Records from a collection
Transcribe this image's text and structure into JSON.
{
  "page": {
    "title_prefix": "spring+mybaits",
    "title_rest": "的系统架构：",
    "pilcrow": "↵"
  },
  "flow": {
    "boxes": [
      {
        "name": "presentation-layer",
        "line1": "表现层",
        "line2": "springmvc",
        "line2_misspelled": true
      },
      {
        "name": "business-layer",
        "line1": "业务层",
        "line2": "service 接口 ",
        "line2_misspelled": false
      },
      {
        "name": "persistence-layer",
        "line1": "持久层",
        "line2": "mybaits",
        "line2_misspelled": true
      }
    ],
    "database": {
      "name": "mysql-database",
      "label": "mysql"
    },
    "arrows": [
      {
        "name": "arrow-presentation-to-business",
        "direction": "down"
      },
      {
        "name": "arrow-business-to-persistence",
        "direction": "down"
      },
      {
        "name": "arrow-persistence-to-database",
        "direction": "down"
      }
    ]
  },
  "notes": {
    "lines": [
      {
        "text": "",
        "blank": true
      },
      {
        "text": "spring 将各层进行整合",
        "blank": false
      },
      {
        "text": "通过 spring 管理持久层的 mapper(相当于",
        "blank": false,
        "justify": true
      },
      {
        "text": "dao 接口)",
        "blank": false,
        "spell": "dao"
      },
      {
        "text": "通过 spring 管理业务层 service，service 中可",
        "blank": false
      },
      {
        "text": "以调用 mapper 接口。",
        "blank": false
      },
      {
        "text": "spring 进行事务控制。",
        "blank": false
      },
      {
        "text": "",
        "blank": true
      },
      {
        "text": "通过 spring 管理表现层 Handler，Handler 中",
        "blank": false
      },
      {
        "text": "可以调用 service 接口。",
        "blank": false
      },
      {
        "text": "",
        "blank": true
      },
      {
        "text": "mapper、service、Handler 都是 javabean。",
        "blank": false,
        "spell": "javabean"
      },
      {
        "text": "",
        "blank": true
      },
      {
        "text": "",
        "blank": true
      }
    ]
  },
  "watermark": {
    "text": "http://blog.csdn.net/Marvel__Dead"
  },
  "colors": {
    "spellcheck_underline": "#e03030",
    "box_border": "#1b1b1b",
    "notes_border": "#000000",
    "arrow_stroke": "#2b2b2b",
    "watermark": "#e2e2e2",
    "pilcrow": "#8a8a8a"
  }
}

* **Stated task**:
Write the listing out again, exactly as it reads.

* **Answer to the task**:
Transcribe this image's text and structure into JSON.
{
  "page": {
    "title_prefix": "spring+mybaits",
    "title_rest": "的系统架构：",
    "pilcrow": "↵"
  },
  "flow": {
    "boxes": [
      {
        "name": "presentation-layer",
        "line1": "表现层",
        "line2": "springmvc",
        "line2_misspelled": true
      },
      {
        "name": "business-layer",
        "line1": "业务层",
        "line2": "service 接口 ",
        "line2_misspelled": false
      },
      {
        "name": "persistence-layer",
        "line1": "持久层",
        "line2": "mybaits",
        "line2_misspelled": true
      }
    ],
    "database": {
      "name": "mysql-database",
      "label": "mysql"
    },
    "arrows": [
      {
        "name": "arrow-presentation-to-business",
        "direction": "down"
      },
      {
        "name": "arrow-business-to-persistence",
        "direction": "down"
      },
      {
        "name": "arrow-persistence-to-database",
        "direction": "down"
      }
    ]
  },
  "notes": {
    "lines": [
      {
        "text": "",
        "blank": true
      },
      {
        "text": "spring 将各层进行整合",
        "blank": false
      },
      {
        "text": "通过 spring 管理持久层的 mapper(相当于",
        "blank": false,
        "justify": true
      },
      {
        "text": "dao 接口)",
        "blank": false,
        "spell": "dao"
      },
      {
        "text": "通过 spring 管理业务层 service，service 中可",
        "blank": false
      },
      {
        "text": "以调用 mapper 接口。",
        "blank": false
      },
      {
        "text": "spring 进行事务控制。",
        "blank": false
      },
      {
        "text": "",
        "blank": true
      },
      {
        "text": "通过 spring 管理表现层 Handler，Handler 中",
        "blank": false
      },
      {
        "text": "可以调用 service 接口。",
        "blank": false
      },
      {
        "text": "",
        "blank": true
      },
      {
        "text": "mapper、service、Handler 都是 javabean。",
        "blank": false,
        "spell": "javabean"
      },
      {
        "text": "",
        "blank": true
      },
      {
        "text": "",
        "blank": true
      }
    ]
  },
  "watermark": {
    "text": "http://blog.csdn.net/Marvel__Dead"
  },
  "colors": {
    "spellcheck_underline": "#e03030",
    "box_border": "#1b1b1b",
    "notes_border": "#000000",
    "arrow_stroke": "#2b2b2b",
    "watermark": "#e2e2e2",
    "pilcrow": "#8a8a8a"
  }
}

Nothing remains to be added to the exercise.